What is being asked
Restate the material word for word and leave out anything that is a picture.

[START Provided records]

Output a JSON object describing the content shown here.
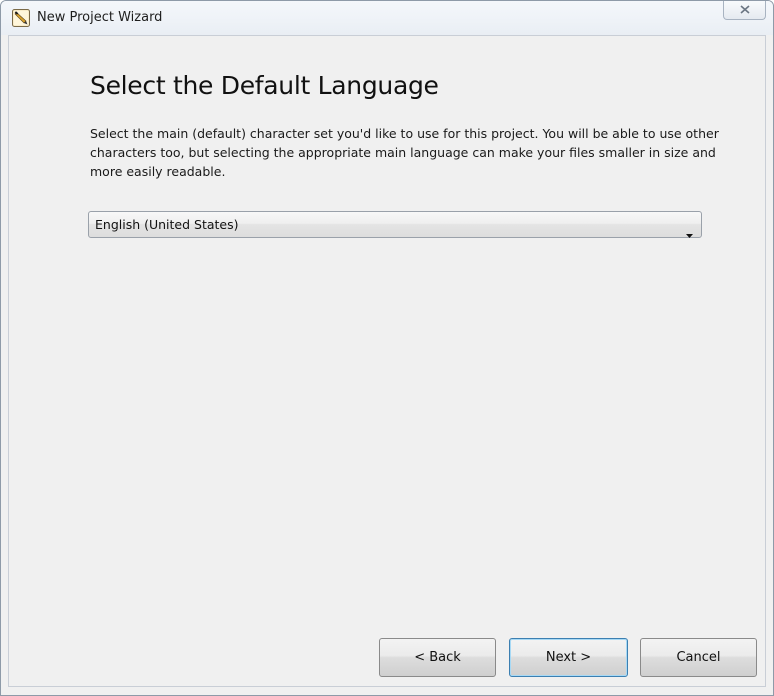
{
  "window": {
    "title": "New Project Wizard",
    "app_icon": "wizard-pencil-icon",
    "close_icon": "close-icon"
  },
  "page": {
    "heading": "Select the Default Language",
    "description": "Select the main (default) character set you'd like to use for this project. You will be able to use other characters too, but selecting the appropriate main language can make your files smaller in size and more easily readable."
  },
  "language_select": {
    "selected": "English (United States)",
    "arrow_icon": "dropdown-arrow-icon"
  },
  "buttons": {
    "back": "< Back",
    "next": "Next >",
    "cancel": "Cancel"
  },
  "colors": {
    "default_button_border": "#3c7fb1",
    "window_background": "#f0f0f0"
  }
}
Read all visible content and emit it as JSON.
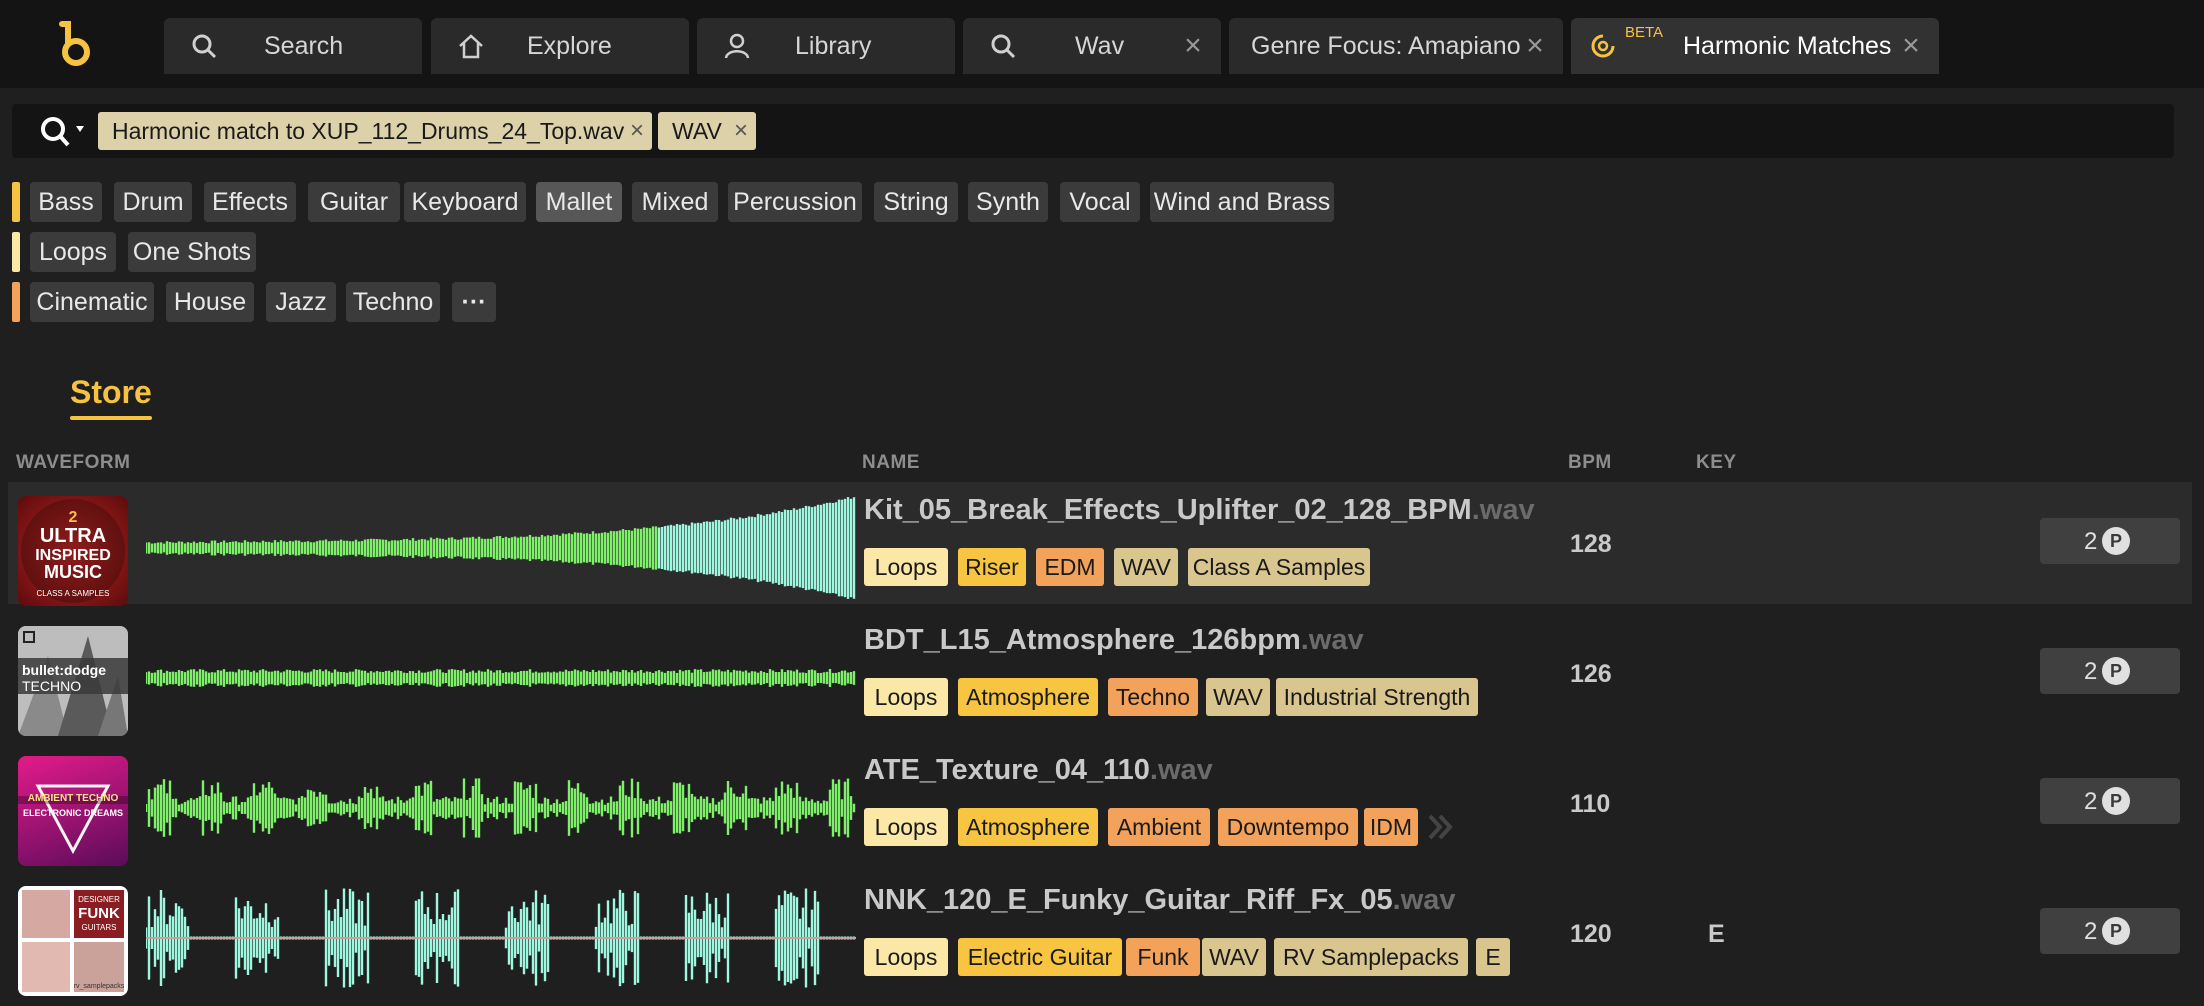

[END Provided records]

Solution for this exercise
Output a JSON object describing the content shown here.
{
  "window": {
    "title": "New Project Wizard",
    "app_icon": "wizard-pencil-icon",
    "close_icon": "close-icon"
  },
  "page": {
    "heading": "Select the Default Language",
    "description": "Select the main (default) character set you'd like to use for this project. You will be able to use other characters too, but selecting the appropriate main language can make your files smaller in size and more easily readable."
  },
  "language_select": {
    "selected": "English (United States)",
    "arrow_icon": "dropdown-arrow-icon"
  },
  "buttons": {
    "back": "< Back",
    "next": "Next >",
    "cancel": "Cancel"
  },
  "colors": {
    "default_button_border": "#3c7fb1",
    "window_background": "#f0f0f0"
  }
}
Read all visible content and emit it as JSON.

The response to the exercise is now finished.